Task to carry out >> In the due diligence text's car analogy, what figure represents the Net Debt?
#### Page ####
Due Diligence and the Purchase Price
One of the first questions that comes to mind for most of our clients is – what is the right price for this deal? In practice, how we evaluate total price is by breaking it down into various pieces.
When we think about what we are buying when we purchase a business, it is generally that we see value in the future earnings that the company or its assets will generate. This leads to two pieces: how much will it make in a year (“Adjusted EBITDA”); and, for how many years (“Multiple”)?
This gives us a value for the total company or “Enterprise Value”. As the purchase price is for the equity of the company, the “Net Debt” of the business is deducted from the Enterprise Value to determine the value of equity.
Finally, not all earnings are equal, some take more capital. Therefore, there are structuring and capital requirement considerations that adjust the equity value to get to the actual price to be paid. Top-ups can be done for day to day capital requirements (“Working Capital Adjustment”) and longer-term capital expenditures ("Capital Expenditures") in order to ensure the business is left with the capital it needs to generate the earnings that are being bought.
Below is a summary of the purchase price equation:
Before we dive into each element of the purchase price, let’s pause for an analogy which may bring the purchase price equation to life in a more concrete fashion.
Think about buying a car in a private sale. You believe the used car will cover your transportation needs of about $5,000 a year (the Adjusted EBITDA) for 4 years (the Multiple). The car is then worth $20,000 (the Enterprise Value).
The previous owner financed the car and has $10,000 of principal left owed to the bank (the Net Debt). Your bank is willing to replace the previous owner’s loan and finance the $10,000. This would result in you paying the remaining $10,000 (the Equity Value).
When buying a new car you expect it to come with a full tank of gas (the Working Capital) and with parts that are in proper working conditions (the Capital Expenditures). When you go to pick up the car, you notice the tank is only half-full and that there is a dent in the side-panel. You negotiate with the seller to pay $50 to top up the tank and $1,000 less to fix the side-panel.
The ending purchase price then becomes $8,950 ($20,000 - $10,000 -$50 - $1,000).
Now we will jump into each piece of the purchase price equation and how due diligence comes in.
1) Adjusted EBITDA
Adjusted earnings before interest, tax, depreciation, and amortization or Adjusted EBITDA is a metric used to represent the cash flows that a business is expected to generate in a typical year.
EBITDA is typically calculated using the historical financial statements or a forecast prepared by the management of the target. One method of calculating Adjusted EBITDA is to take operating income before taxes, add back interest, depreciation, and amortization, and then adjust for non-cash, non-recurring, and accounting related items.
#### Dataset ####
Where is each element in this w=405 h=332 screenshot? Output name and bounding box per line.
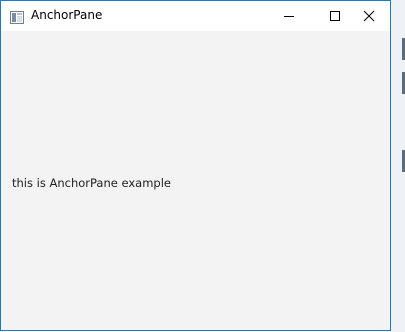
close-icon (363, 7, 375, 26)
window-title: AnchorPane (31, 8, 103, 22)
title-bar[interactable]: AnchorPane (1, 1, 390, 31)
app-window: AnchorPane this is AnchorPane example (0, 0, 391, 331)
anchor-pane: this is AnchorPane example (1, 31, 390, 330)
desktop-background (391, 0, 405, 332)
close-button[interactable] (346, 1, 392, 31)
maximize-icon (329, 7, 341, 26)
minimize-icon (283, 7, 295, 26)
java-app-icon (10, 9, 24, 24)
anchor-pane-label: this is AnchorPane example (12, 176, 171, 190)
minimize-button[interactable] (266, 1, 312, 31)
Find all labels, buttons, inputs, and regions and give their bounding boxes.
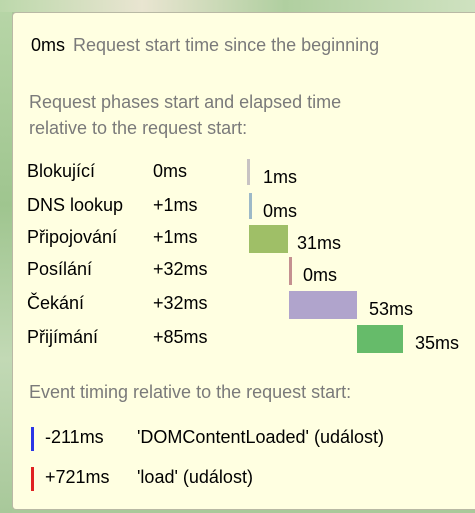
event-time: +721ms bbox=[45, 467, 110, 487]
phases-heading: Request phases start and elapsed time re… bbox=[29, 89, 341, 141]
event-label: 'load' (událost) bbox=[137, 467, 253, 487]
phase-start: +1ms bbox=[153, 227, 198, 247]
phase-row-connect: Připojování +1ms 31ms bbox=[27, 225, 467, 255]
phase-bar bbox=[247, 159, 250, 185]
events-heading: Event timing relative to the request sta… bbox=[29, 382, 352, 402]
request-start-value: 0ms bbox=[31, 35, 66, 55]
phase-bar bbox=[289, 257, 292, 285]
phase-duration: 35ms bbox=[415, 333, 460, 353]
phase-duration: 53ms bbox=[369, 299, 414, 319]
event-row-load: +721ms 'load' (událost) bbox=[27, 465, 467, 493]
phase-bar bbox=[249, 225, 288, 253]
phase-duration: 31ms bbox=[297, 233, 342, 253]
phase-start: +1ms bbox=[153, 195, 198, 215]
phase-name: Čekání bbox=[27, 293, 85, 313]
phase-name: Blokující bbox=[27, 161, 96, 181]
phase-row-receive: Přijímání +85ms 35ms bbox=[27, 325, 467, 355]
phase-start: +32ms bbox=[153, 259, 208, 279]
event-row-domcontentloaded: -211ms 'DOMContentLoaded' (událost) bbox=[27, 425, 467, 453]
phase-bar bbox=[357, 325, 403, 353]
phase-row-send: Posílání +32ms 0ms bbox=[27, 257, 467, 287]
timing-tooltip: 0ms Request start time since the beginnin… bbox=[12, 12, 475, 510]
phase-duration: 0ms bbox=[263, 201, 298, 221]
map-background-top bbox=[0, 0, 475, 12]
phases-heading-line1: Request phases start and elapsed time bbox=[29, 92, 342, 112]
event-time: -211ms bbox=[45, 427, 104, 447]
map-background-left bbox=[0, 0, 12, 513]
phase-start: +32ms bbox=[153, 293, 208, 313]
event-label: 'DOMContentLoaded' (událost) bbox=[137, 427, 385, 447]
phase-start: +85ms bbox=[153, 327, 208, 347]
phases-heading-line2: relative to the request start: bbox=[29, 118, 248, 138]
phase-name: Přijímání bbox=[27, 327, 99, 347]
phase-bar bbox=[289, 291, 357, 319]
phase-row-wait: Čekání +32ms 53ms bbox=[27, 291, 467, 321]
request-start-row: 0ms Request start time since the beginnin… bbox=[31, 35, 379, 56]
phase-name: DNS lookup bbox=[27, 195, 124, 215]
phase-name: Posílání bbox=[27, 259, 93, 279]
phase-bar bbox=[249, 193, 252, 219]
phase-row-blocking: Blokující 0ms 1ms bbox=[27, 159, 467, 189]
event-marker bbox=[31, 467, 34, 491]
event-marker bbox=[31, 427, 34, 451]
phase-duration: 0ms bbox=[303, 265, 338, 285]
phase-name: Připojování bbox=[27, 227, 118, 247]
phase-start: 0ms bbox=[153, 161, 188, 181]
phase-row-dns: DNS lookup +1ms 0ms bbox=[27, 193, 467, 223]
phase-duration: 1ms bbox=[263, 167, 298, 187]
request-start-description: Request start time since the beginning bbox=[73, 35, 380, 55]
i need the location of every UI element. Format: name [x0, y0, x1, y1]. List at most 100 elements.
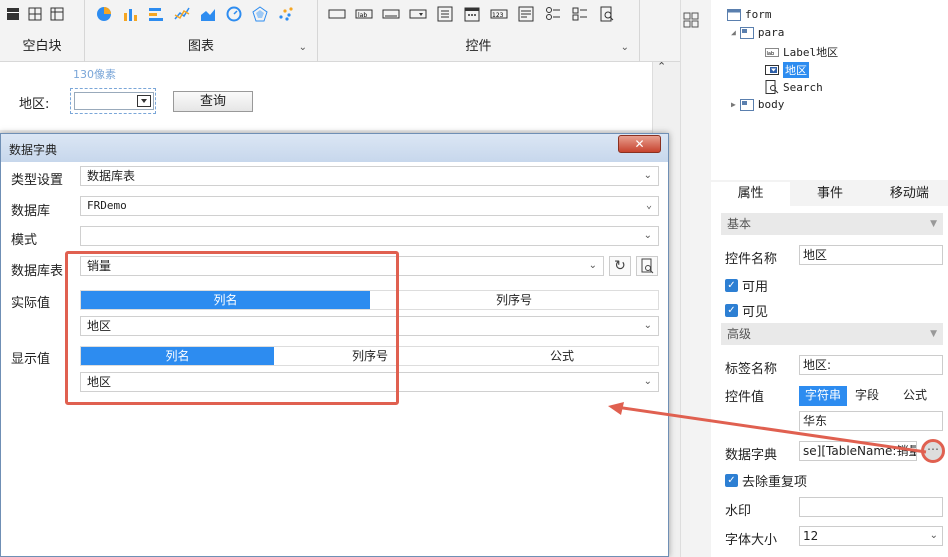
####
Solution below >> The $10,000 of principal the previous owner still owes the bank.